Work to complete :: Output the material word for word. Leave each picture out.

________________________

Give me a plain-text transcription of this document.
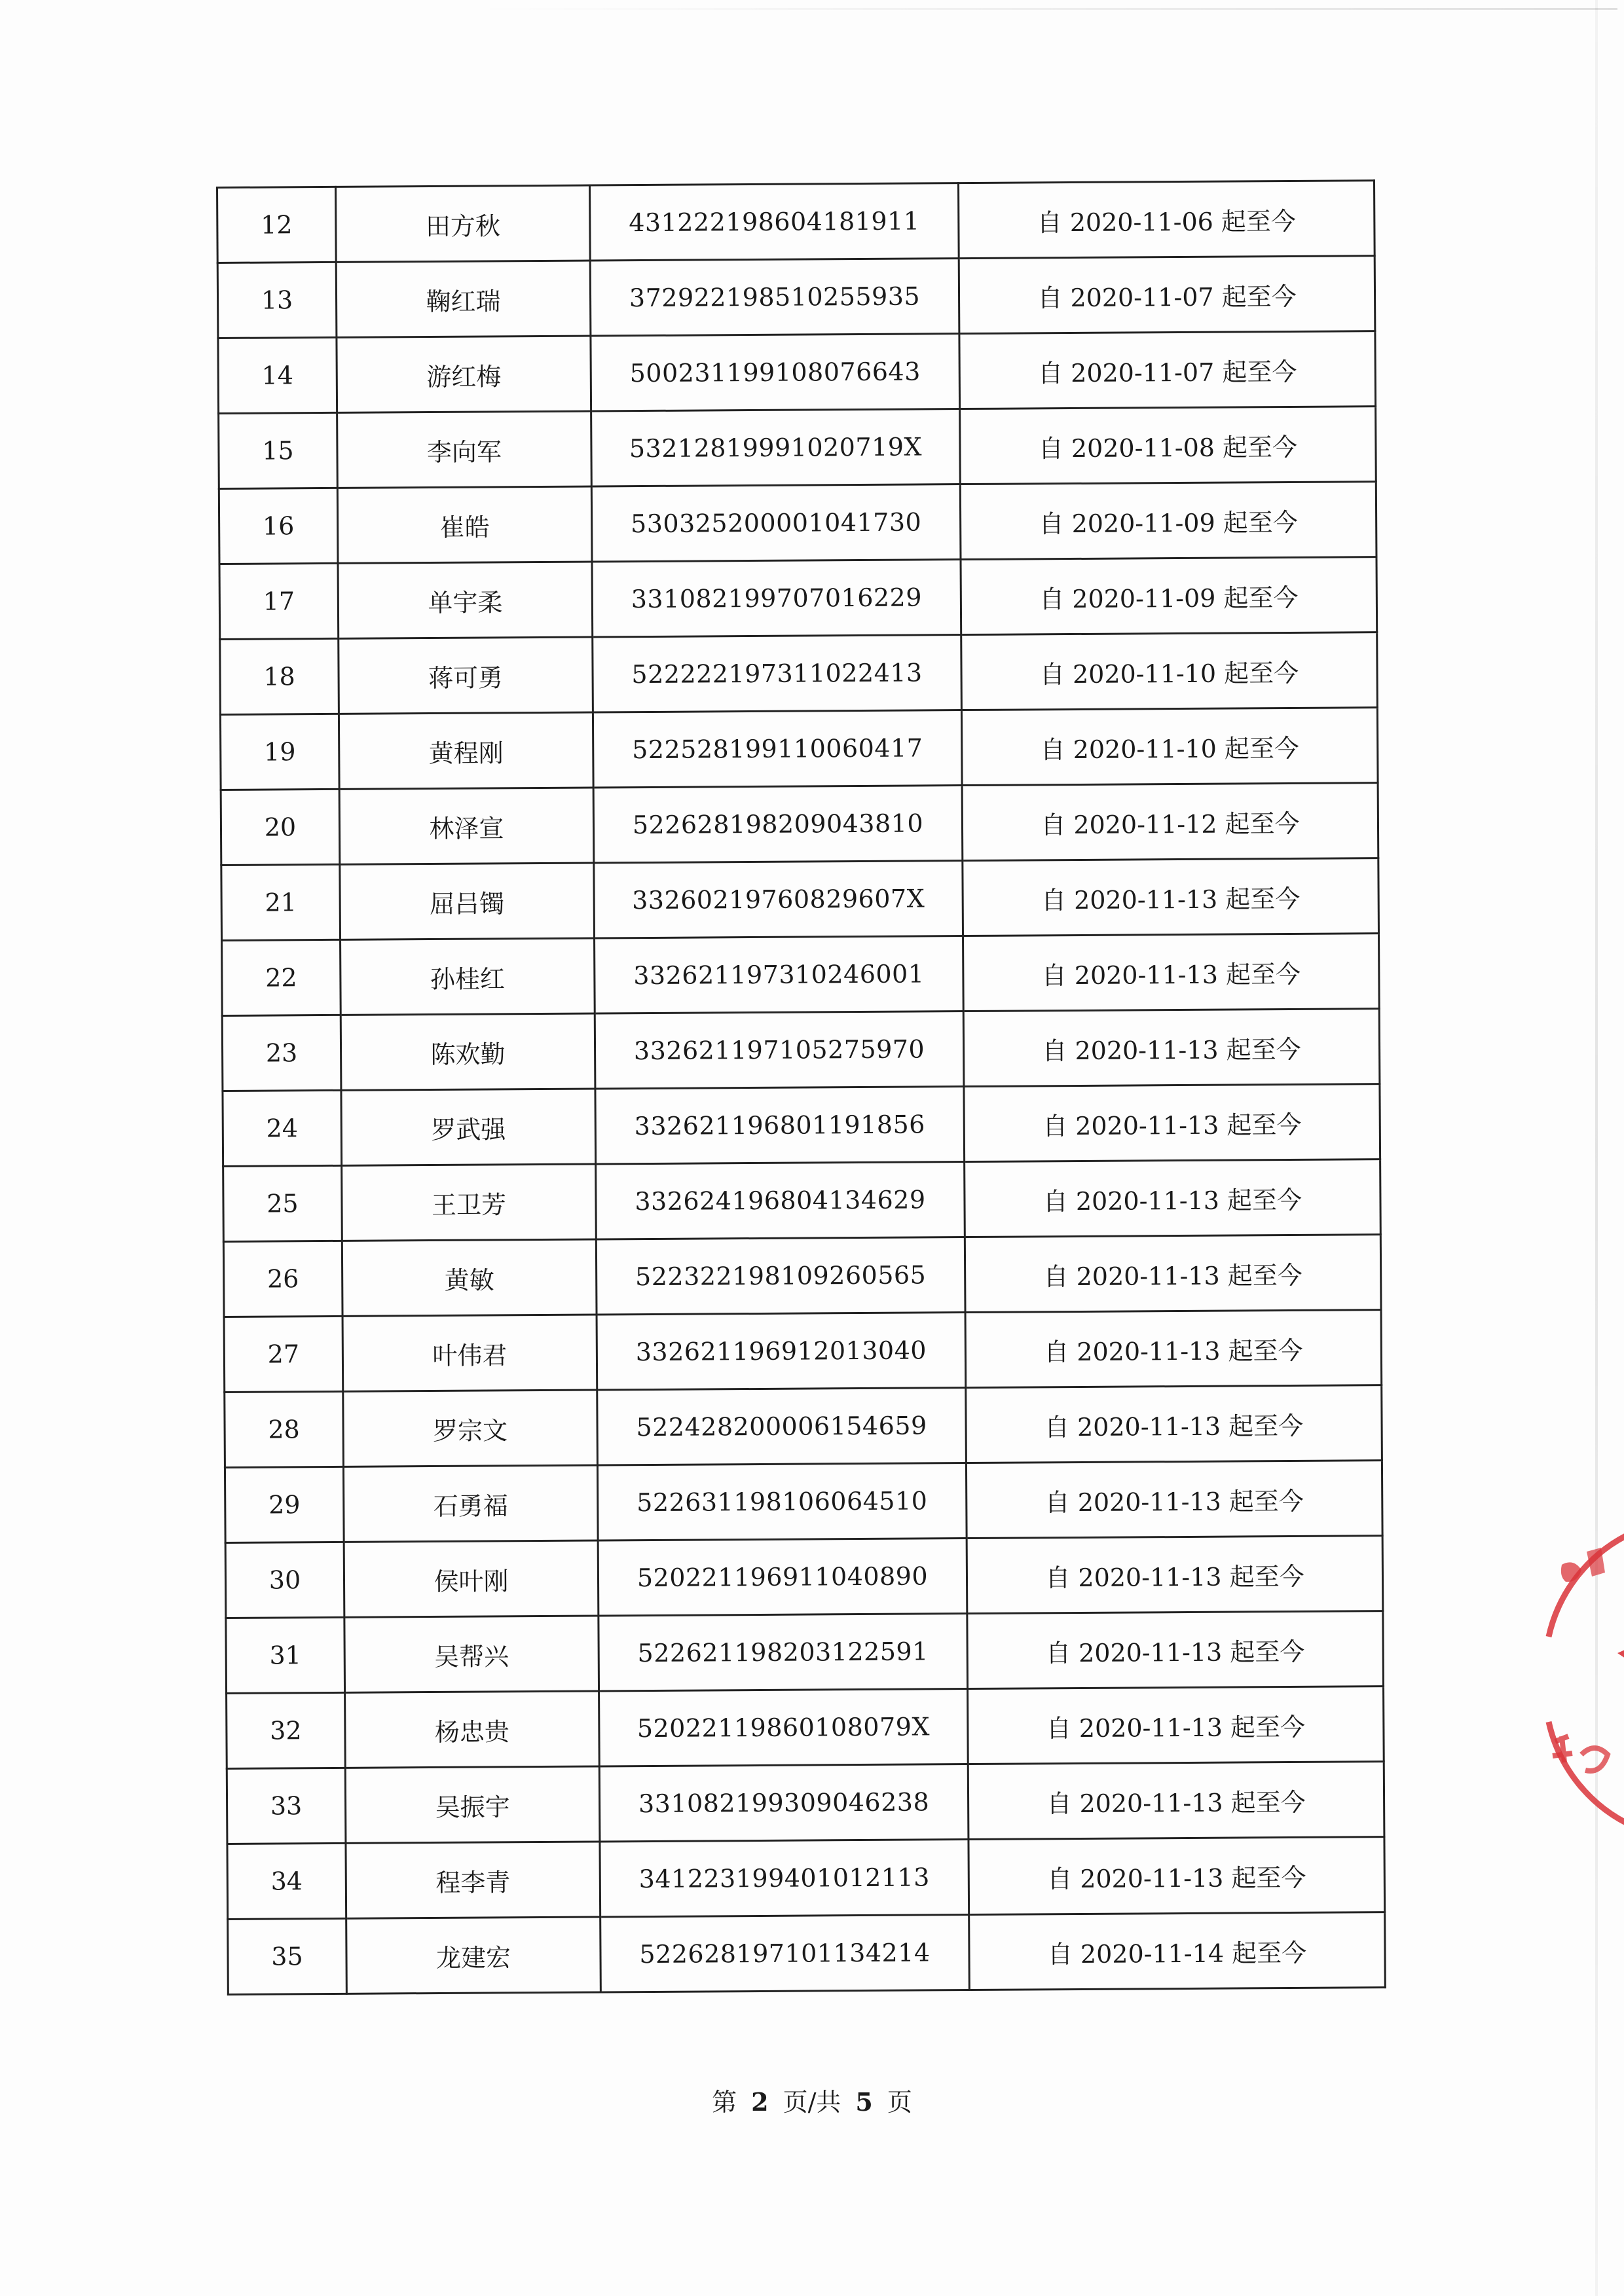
12	田方秋	431222198604181911	自 2020-11-06 起至今
13	鞠红瑞	372922198510255935	自 2020-11-07 起至今
14	游红梅	500231199108076643	自 2020-11-07 起至今
15	李向军	53212819991020719X	自 2020-11-08 起至今
16	崔皓	530325200001041730	自 2020-11-09 起至今
17	单宇柔	331082199707016229	自 2020-11-09 起至今
18	蒋可勇	522222197311022413	自 2020-11-10 起至今
19	黄程刚	522528199110060417	自 2020-11-10 起至今
20	林泽宣	522628198209043810	自 2020-11-12 起至今
21	屈吕镯	33260219760829607X	自 2020-11-13 起至今
22	孙桂红	332621197310246001	自 2020-11-13 起至今
23	陈欢勤	332621197105275970	自 2020-11-13 起至今
24	罗武强	332621196801191856	自 2020-11-13 起至今
25	王卫芳	332624196804134629	自 2020-11-13 起至今
26	黄敏	522322198109260565	自 2020-11-13 起至今
27	叶伟君	332621196912013040	自 2020-11-13 起至今
28	罗宗文	522428200006154659	自 2020-11-13 起至今
29	石勇福	522631198106064510	自 2020-11-13 起至今
30	侯叶刚	520221196911040890	自 2020-11-13 起至今
31	吴帮兴	522621198203122591	自 2020-11-13 起至今
32	杨忠贵	52022119860108079X	自 2020-11-13 起至今
33	吴振宇	331082199309046238	自 2020-11-13 起至今
34	程李青	341223199401012113	自 2020-11-13 起至今
35	龙建宏	522628197101134214	自 2020-11-14 起至今
第 2 页/共 5 页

________________________

Answer to this task ::
Give me a plain-text transcription of this document.
12	田方秋	431222198604181911	自 2020-11-06 起至今
13	鞠红瑞	372922198510255935	自 2020-11-07 起至今
14	游红梅	500231199108076643	自 2020-11-07 起至今
15	李向军	53212819991020719X	自 2020-11-08 起至今
16	崔皓	530325200001041730	自 2020-11-09 起至今
17	单宇柔	331082199707016229	自 2020-11-09 起至今
18	蒋可勇	522222197311022413	自 2020-11-10 起至今
19	黄程刚	522528199110060417	自 2020-11-10 起至今
20	林泽宣	522628198209043810	自 2020-11-12 起至今
21	屈吕镯	33260219760829607X	自 2020-11-13 起至今
22	孙桂红	332621197310246001	自 2020-11-13 起至今
23	陈欢勤	332621197105275970	自 2020-11-13 起至今
24	罗武强	332621196801191856	自 2020-11-13 起至今
25	王卫芳	332624196804134629	自 2020-11-13 起至今
26	黄敏	522322198109260565	自 2020-11-13 起至今
27	叶伟君	332621196912013040	自 2020-11-13 起至今
28	罗宗文	522428200006154659	自 2020-11-13 起至今
29	石勇福	522631198106064510	自 2020-11-13 起至今
30	侯叶刚	520221196911040890	自 2020-11-13 起至今
31	吴帮兴	522621198203122591	自 2020-11-13 起至今
32	杨忠贵	52022119860108079X	自 2020-11-13 起至今
33	吴振宇	331082199309046238	自 2020-11-13 起至今
34	程李青	341223199401012113	自 2020-11-13 起至今
35	龙建宏	522628197101134214	自 2020-11-14 起至今
第 2 页/共 5 页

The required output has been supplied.